Find the lines holding "servers" and copy them.

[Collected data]
--

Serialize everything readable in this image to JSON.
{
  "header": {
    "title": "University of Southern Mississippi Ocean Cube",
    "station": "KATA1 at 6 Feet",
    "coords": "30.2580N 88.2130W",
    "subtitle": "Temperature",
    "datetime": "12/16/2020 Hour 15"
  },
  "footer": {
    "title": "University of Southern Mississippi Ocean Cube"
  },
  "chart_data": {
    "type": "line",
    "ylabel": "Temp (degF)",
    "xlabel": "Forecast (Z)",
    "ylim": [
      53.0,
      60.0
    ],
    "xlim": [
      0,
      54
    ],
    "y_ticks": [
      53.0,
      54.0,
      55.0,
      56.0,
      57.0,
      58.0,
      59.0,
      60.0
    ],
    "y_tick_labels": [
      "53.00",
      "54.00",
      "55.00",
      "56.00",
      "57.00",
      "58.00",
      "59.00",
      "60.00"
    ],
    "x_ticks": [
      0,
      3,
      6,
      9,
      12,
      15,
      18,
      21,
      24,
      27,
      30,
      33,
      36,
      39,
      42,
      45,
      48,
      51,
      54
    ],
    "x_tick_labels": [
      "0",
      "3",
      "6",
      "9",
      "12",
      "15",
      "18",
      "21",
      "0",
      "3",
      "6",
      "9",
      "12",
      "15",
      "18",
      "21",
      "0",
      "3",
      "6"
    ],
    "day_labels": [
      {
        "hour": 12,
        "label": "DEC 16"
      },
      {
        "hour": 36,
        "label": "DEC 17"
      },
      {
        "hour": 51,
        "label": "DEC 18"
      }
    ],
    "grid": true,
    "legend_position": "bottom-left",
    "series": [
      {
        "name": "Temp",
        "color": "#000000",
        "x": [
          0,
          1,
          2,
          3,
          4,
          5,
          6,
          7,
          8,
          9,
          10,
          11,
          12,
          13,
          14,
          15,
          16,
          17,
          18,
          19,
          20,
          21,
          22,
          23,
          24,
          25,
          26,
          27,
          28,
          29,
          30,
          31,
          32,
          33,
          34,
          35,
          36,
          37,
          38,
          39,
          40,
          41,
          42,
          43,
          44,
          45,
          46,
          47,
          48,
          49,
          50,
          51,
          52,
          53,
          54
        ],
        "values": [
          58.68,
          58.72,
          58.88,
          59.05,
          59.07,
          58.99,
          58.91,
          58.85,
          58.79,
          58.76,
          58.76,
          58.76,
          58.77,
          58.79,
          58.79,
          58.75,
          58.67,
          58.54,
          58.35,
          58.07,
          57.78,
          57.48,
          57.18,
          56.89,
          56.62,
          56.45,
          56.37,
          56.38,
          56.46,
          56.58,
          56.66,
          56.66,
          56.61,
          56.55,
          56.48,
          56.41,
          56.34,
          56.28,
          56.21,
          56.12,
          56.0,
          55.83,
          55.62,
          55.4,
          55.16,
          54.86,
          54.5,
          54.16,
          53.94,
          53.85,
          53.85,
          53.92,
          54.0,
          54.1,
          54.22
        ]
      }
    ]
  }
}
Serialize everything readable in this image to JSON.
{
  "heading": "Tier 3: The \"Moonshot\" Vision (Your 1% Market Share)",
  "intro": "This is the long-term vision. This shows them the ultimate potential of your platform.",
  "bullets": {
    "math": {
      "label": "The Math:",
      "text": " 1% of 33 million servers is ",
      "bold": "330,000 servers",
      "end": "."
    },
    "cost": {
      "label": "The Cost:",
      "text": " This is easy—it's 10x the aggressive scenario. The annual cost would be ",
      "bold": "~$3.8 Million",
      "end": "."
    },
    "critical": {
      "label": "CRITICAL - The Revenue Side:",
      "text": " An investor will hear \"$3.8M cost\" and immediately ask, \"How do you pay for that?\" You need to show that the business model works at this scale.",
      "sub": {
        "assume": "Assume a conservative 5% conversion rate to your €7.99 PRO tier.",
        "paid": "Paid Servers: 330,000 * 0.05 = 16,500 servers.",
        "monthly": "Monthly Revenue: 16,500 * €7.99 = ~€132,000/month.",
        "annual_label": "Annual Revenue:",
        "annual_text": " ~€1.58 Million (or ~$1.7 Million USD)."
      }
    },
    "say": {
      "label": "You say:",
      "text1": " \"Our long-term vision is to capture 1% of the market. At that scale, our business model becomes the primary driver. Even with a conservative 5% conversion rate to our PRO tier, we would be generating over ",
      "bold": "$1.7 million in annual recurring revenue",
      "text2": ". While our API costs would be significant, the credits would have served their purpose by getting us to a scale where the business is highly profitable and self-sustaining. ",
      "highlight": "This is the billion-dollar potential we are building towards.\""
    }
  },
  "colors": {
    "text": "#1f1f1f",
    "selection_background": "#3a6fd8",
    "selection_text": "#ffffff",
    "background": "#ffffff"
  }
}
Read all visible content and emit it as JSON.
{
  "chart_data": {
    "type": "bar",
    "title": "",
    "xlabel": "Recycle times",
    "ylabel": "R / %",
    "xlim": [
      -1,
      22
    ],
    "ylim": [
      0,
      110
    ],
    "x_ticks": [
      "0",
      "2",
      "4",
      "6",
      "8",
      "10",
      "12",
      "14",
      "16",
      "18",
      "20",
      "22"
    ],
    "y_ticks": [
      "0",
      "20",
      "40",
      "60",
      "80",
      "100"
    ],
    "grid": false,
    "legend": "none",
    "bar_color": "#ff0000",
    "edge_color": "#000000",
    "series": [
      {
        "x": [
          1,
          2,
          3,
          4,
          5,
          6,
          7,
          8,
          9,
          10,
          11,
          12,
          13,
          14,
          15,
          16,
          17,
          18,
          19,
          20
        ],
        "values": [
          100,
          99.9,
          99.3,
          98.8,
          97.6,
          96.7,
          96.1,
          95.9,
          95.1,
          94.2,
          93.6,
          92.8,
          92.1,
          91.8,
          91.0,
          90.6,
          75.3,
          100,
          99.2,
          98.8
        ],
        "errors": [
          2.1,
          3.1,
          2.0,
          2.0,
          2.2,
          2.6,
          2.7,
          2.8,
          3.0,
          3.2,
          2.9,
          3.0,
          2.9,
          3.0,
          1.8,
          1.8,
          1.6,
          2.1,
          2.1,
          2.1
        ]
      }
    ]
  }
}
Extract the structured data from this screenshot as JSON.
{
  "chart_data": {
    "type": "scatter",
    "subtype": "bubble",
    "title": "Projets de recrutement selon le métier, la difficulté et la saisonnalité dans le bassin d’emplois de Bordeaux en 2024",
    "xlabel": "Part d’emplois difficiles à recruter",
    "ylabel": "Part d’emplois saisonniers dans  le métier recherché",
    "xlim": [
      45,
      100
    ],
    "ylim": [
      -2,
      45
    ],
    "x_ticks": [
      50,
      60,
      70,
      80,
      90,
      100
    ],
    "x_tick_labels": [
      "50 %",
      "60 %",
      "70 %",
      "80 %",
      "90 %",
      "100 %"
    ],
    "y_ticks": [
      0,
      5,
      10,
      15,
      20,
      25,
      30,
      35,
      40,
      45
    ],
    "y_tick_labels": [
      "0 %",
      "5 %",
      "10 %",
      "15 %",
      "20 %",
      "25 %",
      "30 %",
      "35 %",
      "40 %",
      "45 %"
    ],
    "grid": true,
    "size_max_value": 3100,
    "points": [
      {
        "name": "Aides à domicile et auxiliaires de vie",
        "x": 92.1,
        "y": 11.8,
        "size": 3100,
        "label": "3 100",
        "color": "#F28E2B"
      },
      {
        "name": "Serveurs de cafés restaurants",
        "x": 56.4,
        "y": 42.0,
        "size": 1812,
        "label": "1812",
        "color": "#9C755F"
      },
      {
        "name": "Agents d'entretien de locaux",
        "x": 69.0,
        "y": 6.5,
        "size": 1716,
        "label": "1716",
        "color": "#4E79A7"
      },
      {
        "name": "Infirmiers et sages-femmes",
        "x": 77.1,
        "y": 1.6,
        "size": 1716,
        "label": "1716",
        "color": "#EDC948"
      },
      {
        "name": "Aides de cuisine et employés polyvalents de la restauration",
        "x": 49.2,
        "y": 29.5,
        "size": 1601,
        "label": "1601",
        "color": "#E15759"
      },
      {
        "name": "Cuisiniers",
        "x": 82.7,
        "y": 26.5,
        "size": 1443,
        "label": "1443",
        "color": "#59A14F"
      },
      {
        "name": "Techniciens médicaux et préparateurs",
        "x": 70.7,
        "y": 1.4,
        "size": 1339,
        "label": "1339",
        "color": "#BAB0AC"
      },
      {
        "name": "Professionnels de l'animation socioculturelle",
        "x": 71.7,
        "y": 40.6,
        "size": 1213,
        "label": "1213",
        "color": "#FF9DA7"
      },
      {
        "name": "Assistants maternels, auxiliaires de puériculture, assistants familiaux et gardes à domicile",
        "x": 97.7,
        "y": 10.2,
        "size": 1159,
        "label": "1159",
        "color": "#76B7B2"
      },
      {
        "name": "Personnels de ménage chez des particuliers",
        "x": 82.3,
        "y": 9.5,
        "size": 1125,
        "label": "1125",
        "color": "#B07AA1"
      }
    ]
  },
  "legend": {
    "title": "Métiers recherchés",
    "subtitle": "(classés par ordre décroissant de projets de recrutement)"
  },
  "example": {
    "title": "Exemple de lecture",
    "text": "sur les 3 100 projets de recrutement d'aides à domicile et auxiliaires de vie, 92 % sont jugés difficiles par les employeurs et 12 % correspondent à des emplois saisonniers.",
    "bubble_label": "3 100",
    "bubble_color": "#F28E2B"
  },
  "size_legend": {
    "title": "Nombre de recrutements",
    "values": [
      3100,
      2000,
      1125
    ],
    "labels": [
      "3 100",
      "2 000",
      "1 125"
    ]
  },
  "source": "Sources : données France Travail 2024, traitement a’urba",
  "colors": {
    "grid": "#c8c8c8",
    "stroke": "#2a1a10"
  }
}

--

== COMPLETED EXERCISE ==
      "text": " 1% of 33 million servers is ",
      "bold": "330,000 servers",
        "paid": "Paid Servers: 330,000 * 0.05 = 16,500 servers.",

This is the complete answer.